EXERCISE DIRECTIONS
Copy out every one of the records below line for line, changing nothing.

DATA EXTRACT
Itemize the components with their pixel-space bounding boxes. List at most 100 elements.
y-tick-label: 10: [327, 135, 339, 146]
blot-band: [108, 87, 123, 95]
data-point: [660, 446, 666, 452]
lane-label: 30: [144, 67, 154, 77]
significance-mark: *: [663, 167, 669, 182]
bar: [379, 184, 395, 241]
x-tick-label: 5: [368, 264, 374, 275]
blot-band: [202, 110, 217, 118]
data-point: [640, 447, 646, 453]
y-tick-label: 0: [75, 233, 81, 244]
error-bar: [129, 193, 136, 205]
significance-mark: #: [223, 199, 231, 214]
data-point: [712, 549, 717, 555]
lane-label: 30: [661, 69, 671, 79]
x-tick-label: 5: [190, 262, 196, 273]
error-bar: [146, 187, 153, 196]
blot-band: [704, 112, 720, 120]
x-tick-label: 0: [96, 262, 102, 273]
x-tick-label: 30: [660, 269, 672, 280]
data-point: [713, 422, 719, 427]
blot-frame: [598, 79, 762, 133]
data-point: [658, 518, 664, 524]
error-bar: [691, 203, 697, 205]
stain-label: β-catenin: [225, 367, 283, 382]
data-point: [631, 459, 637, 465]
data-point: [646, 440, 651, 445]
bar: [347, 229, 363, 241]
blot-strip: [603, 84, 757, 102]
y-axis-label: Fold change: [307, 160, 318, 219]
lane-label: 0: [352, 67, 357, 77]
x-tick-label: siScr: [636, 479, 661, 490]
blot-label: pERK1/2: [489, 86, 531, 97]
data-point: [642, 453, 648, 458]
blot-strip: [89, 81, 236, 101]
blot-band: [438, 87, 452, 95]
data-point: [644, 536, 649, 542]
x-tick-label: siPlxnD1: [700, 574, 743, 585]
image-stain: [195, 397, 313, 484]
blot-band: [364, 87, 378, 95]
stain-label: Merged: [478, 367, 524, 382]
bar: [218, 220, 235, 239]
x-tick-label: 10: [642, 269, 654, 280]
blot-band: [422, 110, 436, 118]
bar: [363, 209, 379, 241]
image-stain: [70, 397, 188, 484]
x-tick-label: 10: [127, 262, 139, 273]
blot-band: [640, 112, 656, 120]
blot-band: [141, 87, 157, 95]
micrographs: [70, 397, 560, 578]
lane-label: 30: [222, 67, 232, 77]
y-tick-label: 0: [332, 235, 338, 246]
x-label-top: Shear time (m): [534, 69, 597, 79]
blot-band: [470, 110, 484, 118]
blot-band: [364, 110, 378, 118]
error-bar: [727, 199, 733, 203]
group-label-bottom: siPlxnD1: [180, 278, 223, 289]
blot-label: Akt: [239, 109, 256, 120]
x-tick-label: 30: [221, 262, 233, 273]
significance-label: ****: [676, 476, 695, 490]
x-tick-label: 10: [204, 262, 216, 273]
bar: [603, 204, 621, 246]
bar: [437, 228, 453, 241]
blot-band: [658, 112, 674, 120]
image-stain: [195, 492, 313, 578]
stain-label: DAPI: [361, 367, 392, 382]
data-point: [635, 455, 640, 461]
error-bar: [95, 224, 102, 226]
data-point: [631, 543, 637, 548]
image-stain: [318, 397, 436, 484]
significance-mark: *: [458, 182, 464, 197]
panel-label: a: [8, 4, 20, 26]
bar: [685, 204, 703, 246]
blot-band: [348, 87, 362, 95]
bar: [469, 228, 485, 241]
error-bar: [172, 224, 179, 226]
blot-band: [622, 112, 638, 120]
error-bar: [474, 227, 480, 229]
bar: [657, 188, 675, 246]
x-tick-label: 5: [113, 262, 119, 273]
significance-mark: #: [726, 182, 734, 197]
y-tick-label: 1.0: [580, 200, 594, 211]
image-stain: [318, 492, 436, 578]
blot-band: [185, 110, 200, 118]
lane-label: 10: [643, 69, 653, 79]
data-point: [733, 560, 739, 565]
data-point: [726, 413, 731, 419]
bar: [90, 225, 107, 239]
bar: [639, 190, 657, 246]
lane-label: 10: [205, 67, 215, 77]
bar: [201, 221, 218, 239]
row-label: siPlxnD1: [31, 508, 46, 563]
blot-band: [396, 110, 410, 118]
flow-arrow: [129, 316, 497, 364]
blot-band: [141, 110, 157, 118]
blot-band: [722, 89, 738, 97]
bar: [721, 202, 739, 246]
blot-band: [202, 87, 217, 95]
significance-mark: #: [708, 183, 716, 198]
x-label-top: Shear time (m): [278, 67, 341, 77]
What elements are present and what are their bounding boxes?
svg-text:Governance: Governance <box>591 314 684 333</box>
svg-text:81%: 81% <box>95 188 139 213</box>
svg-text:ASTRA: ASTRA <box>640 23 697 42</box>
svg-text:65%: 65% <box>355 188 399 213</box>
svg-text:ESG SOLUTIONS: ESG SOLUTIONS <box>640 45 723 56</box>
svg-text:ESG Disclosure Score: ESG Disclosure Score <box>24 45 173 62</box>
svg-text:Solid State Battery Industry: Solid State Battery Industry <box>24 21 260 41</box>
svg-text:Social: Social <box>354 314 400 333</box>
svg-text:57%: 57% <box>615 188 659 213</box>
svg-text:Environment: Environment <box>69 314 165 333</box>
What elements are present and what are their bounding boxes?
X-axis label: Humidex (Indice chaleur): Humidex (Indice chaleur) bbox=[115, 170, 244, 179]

ANSWER TO THIS PROBLEM
Itemize the components with their pixel-space bounding boxes. List at most 100 elements.
y-tick-label: 10: [327, 135, 339, 146]
blot-band: [108, 87, 123, 95]
data-point: [660, 446, 666, 452]
lane-label: 30: [144, 67, 154, 77]
significance-mark: *: [663, 167, 669, 182]
bar: [379, 184, 395, 241]
x-tick-label: 5: [368, 264, 374, 275]
blot-band: [202, 110, 217, 118]
data-point: [640, 447, 646, 453]
y-tick-label: 0: [75, 233, 81, 244]
error-bar: [129, 193, 136, 205]
significance-mark: #: [223, 199, 231, 214]
data-point: [712, 549, 717, 555]
lane-label: 30: [661, 69, 671, 79]
x-tick-label: 5: [190, 262, 196, 273]
error-bar: [146, 187, 153, 196]
blot-band: [704, 112, 720, 120]
x-tick-label: 0: [96, 262, 102, 273]
x-tick-label: 30: [660, 269, 672, 280]
data-point: [713, 422, 719, 427]
blot-frame: [598, 79, 762, 133]
data-point: [658, 518, 664, 524]
error-bar: [691, 203, 697, 205]
stain-label: β-catenin: [225, 367, 283, 382]
data-point: [631, 459, 637, 465]
data-point: [646, 440, 651, 445]
bar: [347, 229, 363, 241]
blot-strip: [603, 84, 757, 102]
y-axis-label: Fold change: [307, 160, 318, 219]
lane-label: 0: [352, 67, 357, 77]
x-tick-label: siScr: [636, 479, 661, 490]
blot-label: pERK1/2: [489, 86, 531, 97]
data-point: [642, 453, 648, 458]
blot-strip: [89, 81, 236, 101]
blot-band: [438, 87, 452, 95]
data-point: [644, 536, 649, 542]
x-tick-label: siPlxnD1: [700, 574, 743, 585]
image-stain: [195, 397, 313, 484]
blot-band: [364, 87, 378, 95]
stain-label: Merged: [478, 367, 524, 382]
bar: [218, 220, 235, 239]
x-tick-label: 10: [642, 269, 654, 280]
blot-band: [422, 110, 436, 118]
bar: [363, 209, 379, 241]
image-stain: [70, 397, 188, 484]
x-tick-label: 10: [127, 262, 139, 273]
blot-band: [640, 112, 656, 120]
blot-band: [141, 87, 157, 95]
micrographs: [70, 397, 560, 578]
lane-label: 30: [222, 67, 232, 77]
y-tick-label: 0: [332, 235, 338, 246]
x-label-top: Shear time (m): [534, 69, 597, 79]
blot-band: [470, 110, 484, 118]
blot-band: [364, 110, 378, 118]
error-bar: [727, 199, 733, 203]
group-label-bottom: siPlxnD1: [180, 278, 223, 289]
blot-label: Akt: [239, 109, 256, 120]
x-tick-label: 30: [221, 262, 233, 273]
significance-label: ****: [676, 476, 695, 490]
x-tick-label: 10: [204, 262, 216, 273]
bar: [603, 204, 621, 246]
bar: [437, 228, 453, 241]
blot-band: [658, 112, 674, 120]
image-stain: [195, 492, 313, 578]
stain-label: DAPI: [361, 367, 392, 382]
data-point: [635, 455, 640, 461]
error-bar: [95, 224, 102, 226]
data-point: [631, 543, 637, 548]
image-stain: [318, 397, 436, 484]
significance-mark: *: [458, 182, 464, 197]
panel-label: a: [8, 4, 20, 26]
bar: [685, 204, 703, 246]
blot-band: [348, 87, 362, 95]
bar: [469, 228, 485, 241]
error-bar: [172, 224, 179, 226]
blot-band: [622, 112, 638, 120]
error-bar: [474, 227, 480, 229]
bar: [657, 188, 675, 246]
x-tick-label: 5: [113, 262, 119, 273]
significance-mark: #: [726, 182, 734, 197]
y-tick-label: 1.0: [580, 200, 594, 211]
image-stain: [318, 492, 436, 578]
blot-band: [185, 110, 200, 118]
lane-label: 10: [643, 69, 653, 79]
data-point: [733, 560, 739, 565]
data-point: [726, 413, 731, 419]
bar: [90, 225, 107, 239]
bar: [639, 190, 657, 246]
lane-label: 10: [205, 67, 215, 77]
bar: [201, 221, 218, 239]
row-label: siPlxnD1: [31, 508, 46, 563]
blot-band: [396, 110, 410, 118]
flow-arrow: [129, 316, 497, 364]
blot-band: [141, 110, 157, 118]
blot-band: [722, 89, 738, 97]
bar: [721, 202, 739, 246]
blot-band: [202, 87, 217, 95]
significance-mark: #: [708, 183, 716, 198]
x-label-top: Shear time (m): [278, 67, 341, 77]
What elements are present and what are their bounding boxes?
svg-text:Governance: Governance <box>591 314 684 333</box>
svg-text:81%: 81% <box>95 188 139 213</box>
svg-text:ASTRA: ASTRA <box>640 23 697 42</box>
svg-text:65%: 65% <box>355 188 399 213</box>
svg-text:ESG SOLUTIONS: ESG SOLUTIONS <box>640 45 723 56</box>
svg-text:ESG Disclosure Score: ESG Disclosure Score <box>24 45 173 62</box>
svg-text:Solid State Battery Industry: Solid State Battery Industry <box>24 21 260 41</box>
svg-text:Social: Social <box>354 314 400 333</box>
svg-text:57%: 57% <box>615 188 659 213</box>
svg-text:Environment: Environment <box>69 314 165 333</box>
What elements are present and what are their bounding boxes?
X-axis label: Humidex (Indice chaleur): Humidex (Indice chaleur) bbox=[115, 170, 244, 179]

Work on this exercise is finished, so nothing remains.